#### Task
Give nothing except the number of lines containing the word "detached".

+++ Dataset content +++

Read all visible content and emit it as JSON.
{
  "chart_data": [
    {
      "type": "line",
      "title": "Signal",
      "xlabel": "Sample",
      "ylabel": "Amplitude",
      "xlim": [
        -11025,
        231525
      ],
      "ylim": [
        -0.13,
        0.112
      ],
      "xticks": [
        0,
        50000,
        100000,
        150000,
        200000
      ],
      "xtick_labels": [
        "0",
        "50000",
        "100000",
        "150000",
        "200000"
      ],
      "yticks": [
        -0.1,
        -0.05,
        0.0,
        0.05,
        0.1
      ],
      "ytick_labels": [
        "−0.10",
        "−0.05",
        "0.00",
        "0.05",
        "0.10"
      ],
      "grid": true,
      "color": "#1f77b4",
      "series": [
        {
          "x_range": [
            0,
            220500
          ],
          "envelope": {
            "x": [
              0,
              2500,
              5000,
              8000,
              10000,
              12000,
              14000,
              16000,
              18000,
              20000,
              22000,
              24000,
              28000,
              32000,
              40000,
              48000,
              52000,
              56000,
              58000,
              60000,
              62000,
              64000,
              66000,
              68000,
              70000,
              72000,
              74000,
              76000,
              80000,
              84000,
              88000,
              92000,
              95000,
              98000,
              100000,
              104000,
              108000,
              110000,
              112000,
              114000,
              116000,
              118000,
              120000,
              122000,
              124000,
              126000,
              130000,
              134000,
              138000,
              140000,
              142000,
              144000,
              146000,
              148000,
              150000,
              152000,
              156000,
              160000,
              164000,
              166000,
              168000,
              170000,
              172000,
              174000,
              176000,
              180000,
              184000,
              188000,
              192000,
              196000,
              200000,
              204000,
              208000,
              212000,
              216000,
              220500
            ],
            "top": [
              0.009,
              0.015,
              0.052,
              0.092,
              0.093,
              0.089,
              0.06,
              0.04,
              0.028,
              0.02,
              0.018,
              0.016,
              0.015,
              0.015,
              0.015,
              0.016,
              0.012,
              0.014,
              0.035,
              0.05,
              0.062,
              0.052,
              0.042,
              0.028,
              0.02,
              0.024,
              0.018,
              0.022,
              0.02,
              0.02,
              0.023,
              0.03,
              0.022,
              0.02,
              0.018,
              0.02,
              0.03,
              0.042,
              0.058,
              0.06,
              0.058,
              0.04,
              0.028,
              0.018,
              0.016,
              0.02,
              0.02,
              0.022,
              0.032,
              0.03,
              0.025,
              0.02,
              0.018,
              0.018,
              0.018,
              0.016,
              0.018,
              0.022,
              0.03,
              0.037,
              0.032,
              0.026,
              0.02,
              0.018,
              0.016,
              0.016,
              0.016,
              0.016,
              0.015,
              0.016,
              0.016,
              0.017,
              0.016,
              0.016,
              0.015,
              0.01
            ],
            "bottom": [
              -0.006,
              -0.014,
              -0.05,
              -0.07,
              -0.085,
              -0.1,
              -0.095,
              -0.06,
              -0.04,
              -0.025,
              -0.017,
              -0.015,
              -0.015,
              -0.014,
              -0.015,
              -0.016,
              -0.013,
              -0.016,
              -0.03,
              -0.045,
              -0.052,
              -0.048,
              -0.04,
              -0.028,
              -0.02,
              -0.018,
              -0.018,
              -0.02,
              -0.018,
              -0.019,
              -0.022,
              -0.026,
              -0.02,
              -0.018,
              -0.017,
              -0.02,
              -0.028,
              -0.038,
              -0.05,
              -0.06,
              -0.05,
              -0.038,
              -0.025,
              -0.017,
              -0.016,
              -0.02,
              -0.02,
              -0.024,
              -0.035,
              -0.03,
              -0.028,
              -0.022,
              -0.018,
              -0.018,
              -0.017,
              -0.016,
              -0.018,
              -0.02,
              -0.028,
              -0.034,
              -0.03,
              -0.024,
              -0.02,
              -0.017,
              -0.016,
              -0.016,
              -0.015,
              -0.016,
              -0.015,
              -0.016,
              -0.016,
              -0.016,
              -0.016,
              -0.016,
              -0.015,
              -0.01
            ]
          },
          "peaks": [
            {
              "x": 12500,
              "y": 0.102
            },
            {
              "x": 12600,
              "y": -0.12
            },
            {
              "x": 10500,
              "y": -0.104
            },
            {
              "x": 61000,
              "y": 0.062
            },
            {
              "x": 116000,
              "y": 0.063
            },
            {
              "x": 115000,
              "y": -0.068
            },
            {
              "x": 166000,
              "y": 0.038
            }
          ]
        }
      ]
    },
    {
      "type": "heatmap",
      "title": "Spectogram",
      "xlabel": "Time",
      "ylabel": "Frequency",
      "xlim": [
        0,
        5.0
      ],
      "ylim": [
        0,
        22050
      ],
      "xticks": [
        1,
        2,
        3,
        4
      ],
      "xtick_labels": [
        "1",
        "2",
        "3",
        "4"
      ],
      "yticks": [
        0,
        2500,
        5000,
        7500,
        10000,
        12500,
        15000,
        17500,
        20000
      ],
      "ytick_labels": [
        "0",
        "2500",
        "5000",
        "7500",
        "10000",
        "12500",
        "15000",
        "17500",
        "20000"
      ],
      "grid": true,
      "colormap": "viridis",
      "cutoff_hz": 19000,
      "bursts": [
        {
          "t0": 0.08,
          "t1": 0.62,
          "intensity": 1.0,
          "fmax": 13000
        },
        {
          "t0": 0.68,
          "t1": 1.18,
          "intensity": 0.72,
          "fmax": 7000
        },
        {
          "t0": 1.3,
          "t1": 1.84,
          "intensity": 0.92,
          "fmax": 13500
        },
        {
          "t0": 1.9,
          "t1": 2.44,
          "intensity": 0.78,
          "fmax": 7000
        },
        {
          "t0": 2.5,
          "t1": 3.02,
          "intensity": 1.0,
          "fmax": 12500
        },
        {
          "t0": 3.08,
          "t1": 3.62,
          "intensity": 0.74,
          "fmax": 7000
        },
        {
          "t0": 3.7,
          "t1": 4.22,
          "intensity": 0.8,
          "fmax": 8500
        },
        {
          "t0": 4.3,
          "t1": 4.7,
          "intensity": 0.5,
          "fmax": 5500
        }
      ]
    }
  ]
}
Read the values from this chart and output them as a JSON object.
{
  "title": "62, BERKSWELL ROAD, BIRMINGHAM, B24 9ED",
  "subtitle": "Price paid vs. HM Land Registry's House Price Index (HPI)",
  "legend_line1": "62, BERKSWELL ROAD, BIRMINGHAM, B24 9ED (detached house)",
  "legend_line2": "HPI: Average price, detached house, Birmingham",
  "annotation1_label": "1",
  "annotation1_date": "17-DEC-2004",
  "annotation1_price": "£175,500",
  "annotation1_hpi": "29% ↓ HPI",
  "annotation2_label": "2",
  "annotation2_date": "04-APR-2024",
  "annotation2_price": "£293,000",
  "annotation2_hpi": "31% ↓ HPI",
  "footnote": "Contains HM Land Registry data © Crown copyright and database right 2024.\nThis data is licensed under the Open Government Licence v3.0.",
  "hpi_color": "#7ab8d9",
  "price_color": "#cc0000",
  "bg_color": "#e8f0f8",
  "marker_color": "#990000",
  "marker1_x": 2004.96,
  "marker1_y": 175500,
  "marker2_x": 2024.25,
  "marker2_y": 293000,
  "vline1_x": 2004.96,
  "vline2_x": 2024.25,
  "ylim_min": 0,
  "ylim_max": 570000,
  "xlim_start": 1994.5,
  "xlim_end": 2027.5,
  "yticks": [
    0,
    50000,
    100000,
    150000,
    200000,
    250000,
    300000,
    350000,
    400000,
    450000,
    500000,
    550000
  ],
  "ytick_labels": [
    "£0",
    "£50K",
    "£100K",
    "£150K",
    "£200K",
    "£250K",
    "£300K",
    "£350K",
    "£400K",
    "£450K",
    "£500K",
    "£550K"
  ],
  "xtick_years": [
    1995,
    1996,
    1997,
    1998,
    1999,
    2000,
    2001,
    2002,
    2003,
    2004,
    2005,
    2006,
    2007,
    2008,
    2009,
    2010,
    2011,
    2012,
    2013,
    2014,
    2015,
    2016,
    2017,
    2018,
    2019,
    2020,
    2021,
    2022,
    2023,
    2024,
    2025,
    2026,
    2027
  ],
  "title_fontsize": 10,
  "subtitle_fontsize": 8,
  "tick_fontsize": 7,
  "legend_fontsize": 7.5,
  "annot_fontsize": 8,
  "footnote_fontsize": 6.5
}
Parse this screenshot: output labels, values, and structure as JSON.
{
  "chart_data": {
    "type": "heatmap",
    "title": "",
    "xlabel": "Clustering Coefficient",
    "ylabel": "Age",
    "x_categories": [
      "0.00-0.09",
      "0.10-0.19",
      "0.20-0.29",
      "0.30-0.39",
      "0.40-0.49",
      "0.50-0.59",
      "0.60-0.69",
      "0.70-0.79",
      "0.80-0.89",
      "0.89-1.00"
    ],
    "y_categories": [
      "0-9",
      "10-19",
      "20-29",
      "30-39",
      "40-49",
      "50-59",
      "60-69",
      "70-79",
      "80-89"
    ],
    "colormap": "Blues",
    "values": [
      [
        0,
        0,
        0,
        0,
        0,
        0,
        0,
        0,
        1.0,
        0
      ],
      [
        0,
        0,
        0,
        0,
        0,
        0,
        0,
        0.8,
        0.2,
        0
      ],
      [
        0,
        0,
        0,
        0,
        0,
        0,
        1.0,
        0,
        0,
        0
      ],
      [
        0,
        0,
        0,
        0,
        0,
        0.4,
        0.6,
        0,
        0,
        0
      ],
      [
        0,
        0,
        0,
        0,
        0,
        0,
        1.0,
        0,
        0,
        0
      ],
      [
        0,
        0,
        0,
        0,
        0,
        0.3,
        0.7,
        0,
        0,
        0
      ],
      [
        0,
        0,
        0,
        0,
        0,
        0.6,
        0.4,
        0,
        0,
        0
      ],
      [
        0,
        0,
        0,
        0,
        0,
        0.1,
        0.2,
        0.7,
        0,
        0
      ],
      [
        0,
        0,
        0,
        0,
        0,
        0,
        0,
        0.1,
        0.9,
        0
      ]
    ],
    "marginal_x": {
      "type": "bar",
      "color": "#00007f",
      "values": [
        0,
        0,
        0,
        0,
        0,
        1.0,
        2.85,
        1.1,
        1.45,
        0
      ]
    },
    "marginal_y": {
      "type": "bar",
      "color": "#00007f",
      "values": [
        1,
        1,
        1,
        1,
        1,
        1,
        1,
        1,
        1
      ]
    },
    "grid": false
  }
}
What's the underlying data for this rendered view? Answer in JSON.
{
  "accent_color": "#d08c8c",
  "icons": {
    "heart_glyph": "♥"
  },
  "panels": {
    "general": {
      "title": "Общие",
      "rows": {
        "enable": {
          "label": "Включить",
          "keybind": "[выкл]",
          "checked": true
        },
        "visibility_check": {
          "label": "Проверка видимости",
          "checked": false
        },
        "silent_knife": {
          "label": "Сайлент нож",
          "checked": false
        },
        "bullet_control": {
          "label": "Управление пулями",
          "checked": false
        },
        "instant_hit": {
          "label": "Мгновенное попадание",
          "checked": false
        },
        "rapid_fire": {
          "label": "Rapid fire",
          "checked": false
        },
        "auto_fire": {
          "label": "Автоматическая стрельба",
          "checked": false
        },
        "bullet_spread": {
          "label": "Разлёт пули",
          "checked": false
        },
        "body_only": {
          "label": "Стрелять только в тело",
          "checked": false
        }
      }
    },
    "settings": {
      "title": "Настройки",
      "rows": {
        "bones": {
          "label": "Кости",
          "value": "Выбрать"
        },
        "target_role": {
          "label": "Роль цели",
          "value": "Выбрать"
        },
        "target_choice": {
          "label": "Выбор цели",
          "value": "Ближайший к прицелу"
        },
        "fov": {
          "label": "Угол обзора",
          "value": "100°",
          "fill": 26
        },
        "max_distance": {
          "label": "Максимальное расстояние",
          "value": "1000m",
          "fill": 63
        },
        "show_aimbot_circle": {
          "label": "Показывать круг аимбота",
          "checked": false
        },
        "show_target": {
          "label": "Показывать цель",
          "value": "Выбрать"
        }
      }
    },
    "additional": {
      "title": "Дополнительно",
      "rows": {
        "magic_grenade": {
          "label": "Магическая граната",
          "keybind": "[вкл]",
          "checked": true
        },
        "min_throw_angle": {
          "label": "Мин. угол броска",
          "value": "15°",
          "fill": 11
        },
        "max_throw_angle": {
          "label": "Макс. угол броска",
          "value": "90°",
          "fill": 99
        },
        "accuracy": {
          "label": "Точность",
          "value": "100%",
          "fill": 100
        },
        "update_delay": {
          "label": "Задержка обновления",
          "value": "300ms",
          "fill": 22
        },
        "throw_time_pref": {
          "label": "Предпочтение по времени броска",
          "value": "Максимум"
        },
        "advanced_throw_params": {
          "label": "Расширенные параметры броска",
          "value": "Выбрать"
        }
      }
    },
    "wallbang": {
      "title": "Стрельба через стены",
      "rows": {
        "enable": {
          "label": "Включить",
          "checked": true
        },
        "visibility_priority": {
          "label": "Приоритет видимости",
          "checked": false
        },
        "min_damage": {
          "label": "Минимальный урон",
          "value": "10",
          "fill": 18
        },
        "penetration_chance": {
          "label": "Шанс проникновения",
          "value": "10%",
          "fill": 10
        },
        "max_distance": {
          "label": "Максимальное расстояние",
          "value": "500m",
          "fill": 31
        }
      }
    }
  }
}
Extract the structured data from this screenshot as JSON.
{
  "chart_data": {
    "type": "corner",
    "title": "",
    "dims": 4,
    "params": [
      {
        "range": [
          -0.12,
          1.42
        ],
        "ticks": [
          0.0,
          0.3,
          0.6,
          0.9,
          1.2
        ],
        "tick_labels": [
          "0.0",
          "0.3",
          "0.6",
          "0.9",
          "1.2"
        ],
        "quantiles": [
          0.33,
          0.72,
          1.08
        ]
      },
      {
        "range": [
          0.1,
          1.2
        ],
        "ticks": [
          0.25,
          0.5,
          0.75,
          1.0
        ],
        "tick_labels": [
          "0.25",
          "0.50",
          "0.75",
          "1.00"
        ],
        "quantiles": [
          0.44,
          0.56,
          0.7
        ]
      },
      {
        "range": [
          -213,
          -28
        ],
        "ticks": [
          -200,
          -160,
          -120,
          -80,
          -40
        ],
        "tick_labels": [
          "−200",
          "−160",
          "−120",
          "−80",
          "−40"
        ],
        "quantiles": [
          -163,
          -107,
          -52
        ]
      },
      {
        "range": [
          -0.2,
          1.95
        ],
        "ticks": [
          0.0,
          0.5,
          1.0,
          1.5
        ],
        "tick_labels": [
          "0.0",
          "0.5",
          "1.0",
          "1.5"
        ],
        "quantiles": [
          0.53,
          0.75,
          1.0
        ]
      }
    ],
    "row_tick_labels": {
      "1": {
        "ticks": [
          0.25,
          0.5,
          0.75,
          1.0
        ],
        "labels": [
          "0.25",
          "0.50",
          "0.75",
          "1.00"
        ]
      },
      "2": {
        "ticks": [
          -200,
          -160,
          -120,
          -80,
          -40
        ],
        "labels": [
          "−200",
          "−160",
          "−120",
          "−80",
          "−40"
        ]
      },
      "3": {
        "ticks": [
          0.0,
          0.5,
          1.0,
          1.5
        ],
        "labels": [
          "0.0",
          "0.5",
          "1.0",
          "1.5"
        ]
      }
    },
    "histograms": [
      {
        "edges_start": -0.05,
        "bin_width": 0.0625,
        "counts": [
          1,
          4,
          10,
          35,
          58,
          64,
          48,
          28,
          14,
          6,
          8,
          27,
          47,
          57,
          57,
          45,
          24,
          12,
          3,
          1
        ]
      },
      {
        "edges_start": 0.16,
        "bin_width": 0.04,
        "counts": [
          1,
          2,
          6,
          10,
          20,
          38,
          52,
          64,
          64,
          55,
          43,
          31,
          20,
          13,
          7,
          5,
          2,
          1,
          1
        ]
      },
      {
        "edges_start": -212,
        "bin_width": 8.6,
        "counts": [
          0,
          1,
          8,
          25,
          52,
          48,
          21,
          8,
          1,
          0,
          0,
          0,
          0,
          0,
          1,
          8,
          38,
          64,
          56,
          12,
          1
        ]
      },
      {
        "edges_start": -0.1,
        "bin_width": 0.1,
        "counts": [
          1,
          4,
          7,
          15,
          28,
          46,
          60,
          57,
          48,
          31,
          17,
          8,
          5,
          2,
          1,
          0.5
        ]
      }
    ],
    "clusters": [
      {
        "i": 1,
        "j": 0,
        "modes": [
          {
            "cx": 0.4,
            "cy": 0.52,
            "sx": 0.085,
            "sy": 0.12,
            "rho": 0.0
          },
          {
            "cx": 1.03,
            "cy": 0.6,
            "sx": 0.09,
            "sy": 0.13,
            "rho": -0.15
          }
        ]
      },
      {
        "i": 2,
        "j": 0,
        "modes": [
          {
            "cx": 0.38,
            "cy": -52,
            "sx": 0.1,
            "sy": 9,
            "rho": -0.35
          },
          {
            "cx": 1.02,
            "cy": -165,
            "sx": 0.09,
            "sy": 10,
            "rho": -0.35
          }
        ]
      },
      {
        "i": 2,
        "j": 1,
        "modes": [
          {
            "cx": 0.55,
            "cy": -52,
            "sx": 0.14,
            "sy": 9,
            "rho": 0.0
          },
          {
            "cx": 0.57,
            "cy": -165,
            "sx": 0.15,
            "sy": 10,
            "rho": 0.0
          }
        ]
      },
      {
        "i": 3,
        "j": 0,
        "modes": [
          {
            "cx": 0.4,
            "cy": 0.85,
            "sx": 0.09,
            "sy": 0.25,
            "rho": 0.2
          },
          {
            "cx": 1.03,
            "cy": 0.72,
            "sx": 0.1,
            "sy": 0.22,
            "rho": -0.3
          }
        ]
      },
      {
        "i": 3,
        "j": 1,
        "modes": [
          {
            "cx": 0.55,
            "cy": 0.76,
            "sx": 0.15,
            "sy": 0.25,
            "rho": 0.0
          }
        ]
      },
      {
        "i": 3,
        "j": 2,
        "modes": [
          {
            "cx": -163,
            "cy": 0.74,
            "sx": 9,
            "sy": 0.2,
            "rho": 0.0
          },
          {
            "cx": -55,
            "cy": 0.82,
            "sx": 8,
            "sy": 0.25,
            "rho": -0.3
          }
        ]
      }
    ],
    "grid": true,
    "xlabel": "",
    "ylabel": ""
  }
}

+++

#### Problem solution
2